___ Extracted data

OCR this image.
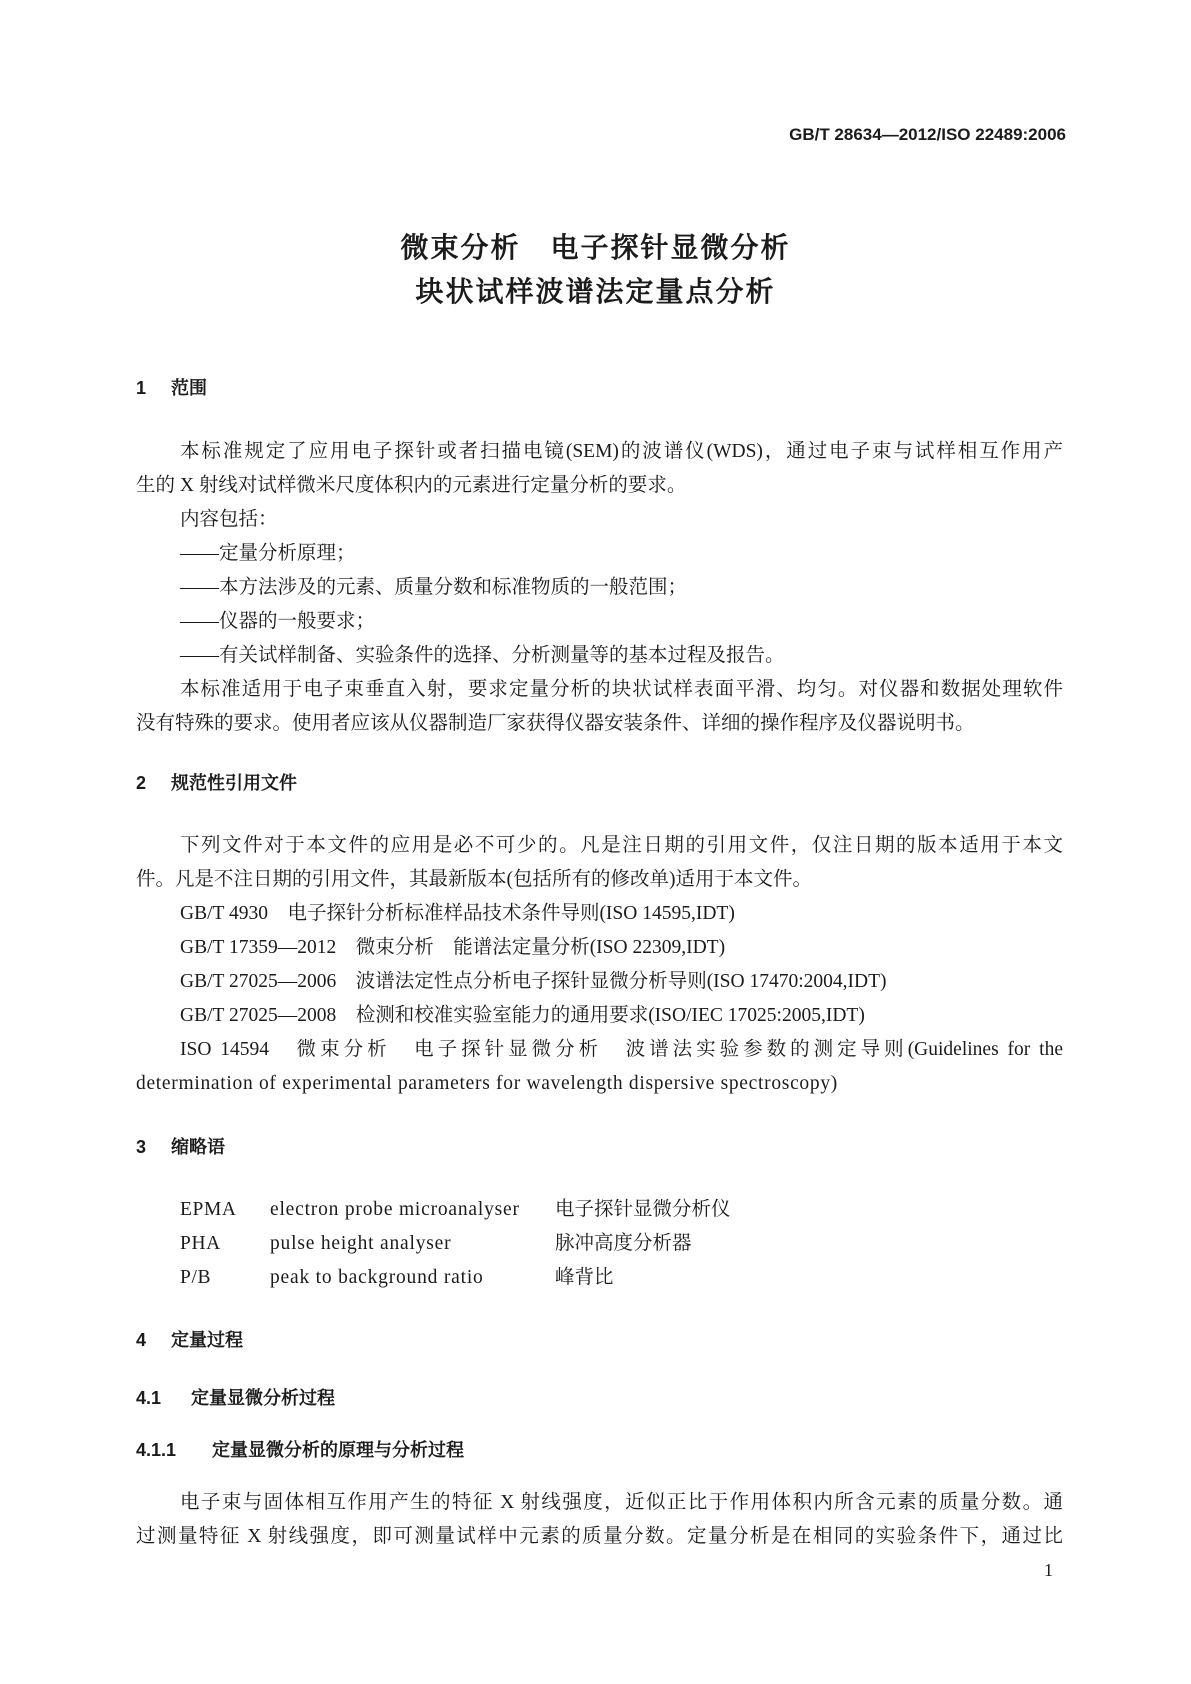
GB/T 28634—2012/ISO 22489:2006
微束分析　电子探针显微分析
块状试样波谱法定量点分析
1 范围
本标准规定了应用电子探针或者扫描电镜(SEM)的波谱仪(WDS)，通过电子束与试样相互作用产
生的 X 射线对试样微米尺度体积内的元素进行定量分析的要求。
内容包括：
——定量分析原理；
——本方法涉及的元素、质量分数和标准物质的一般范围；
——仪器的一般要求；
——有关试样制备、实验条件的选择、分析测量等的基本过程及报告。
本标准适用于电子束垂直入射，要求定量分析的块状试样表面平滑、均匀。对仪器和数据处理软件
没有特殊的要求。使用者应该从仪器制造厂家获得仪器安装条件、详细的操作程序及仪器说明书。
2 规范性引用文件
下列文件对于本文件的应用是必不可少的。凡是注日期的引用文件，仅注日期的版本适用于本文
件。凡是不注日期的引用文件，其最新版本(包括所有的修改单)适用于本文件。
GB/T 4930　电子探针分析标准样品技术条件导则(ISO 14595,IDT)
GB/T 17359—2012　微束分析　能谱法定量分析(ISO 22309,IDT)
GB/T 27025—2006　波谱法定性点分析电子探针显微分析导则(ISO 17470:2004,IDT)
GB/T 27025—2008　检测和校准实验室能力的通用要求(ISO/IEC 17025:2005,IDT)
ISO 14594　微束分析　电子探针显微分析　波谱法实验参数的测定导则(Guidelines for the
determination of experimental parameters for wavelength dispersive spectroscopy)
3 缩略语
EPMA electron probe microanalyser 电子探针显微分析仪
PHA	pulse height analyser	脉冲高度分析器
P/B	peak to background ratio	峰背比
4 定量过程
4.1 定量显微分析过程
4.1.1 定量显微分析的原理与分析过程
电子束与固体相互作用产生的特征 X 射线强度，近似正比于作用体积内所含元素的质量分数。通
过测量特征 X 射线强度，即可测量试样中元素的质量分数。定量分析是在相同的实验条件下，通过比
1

______
___ Extracted data

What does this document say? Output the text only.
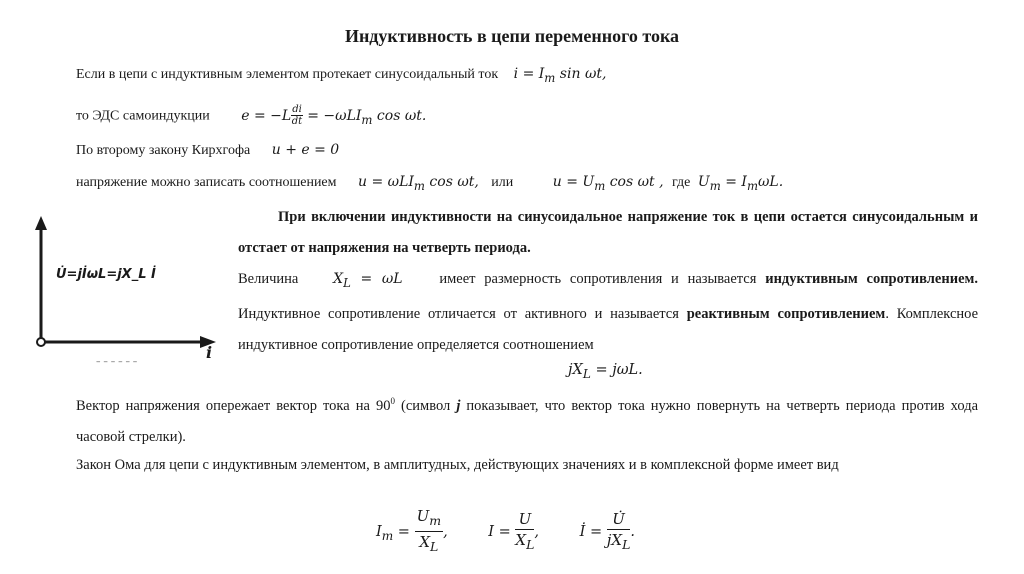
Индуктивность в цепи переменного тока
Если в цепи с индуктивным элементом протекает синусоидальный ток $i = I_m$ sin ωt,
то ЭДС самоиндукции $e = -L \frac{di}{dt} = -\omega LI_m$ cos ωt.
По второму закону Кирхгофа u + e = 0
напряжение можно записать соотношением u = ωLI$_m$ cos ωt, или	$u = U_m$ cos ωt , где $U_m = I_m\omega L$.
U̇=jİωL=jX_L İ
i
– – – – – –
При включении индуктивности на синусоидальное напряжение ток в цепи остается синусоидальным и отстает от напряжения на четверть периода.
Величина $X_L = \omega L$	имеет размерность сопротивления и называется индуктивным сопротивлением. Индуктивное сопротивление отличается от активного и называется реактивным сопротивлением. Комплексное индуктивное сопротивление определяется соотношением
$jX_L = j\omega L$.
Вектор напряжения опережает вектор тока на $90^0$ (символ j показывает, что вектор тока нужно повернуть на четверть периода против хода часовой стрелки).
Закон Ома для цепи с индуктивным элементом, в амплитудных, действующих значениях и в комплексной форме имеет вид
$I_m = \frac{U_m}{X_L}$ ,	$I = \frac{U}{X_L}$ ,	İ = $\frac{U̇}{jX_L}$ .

______

- [What you have to do]
Locate all lines in the listing above with the word "периода" and copy them.

- [Result]
При включении индуктивности на синусоидальное напряжение ток в цепи остается синусоидальным и отстает от напряжения на четверть периода.
Вектор напряжения опережает вектор тока на $90^0$ (символ j показывает, что вектор тока нужно повернуть на четверть периода против хода часовой стрелки).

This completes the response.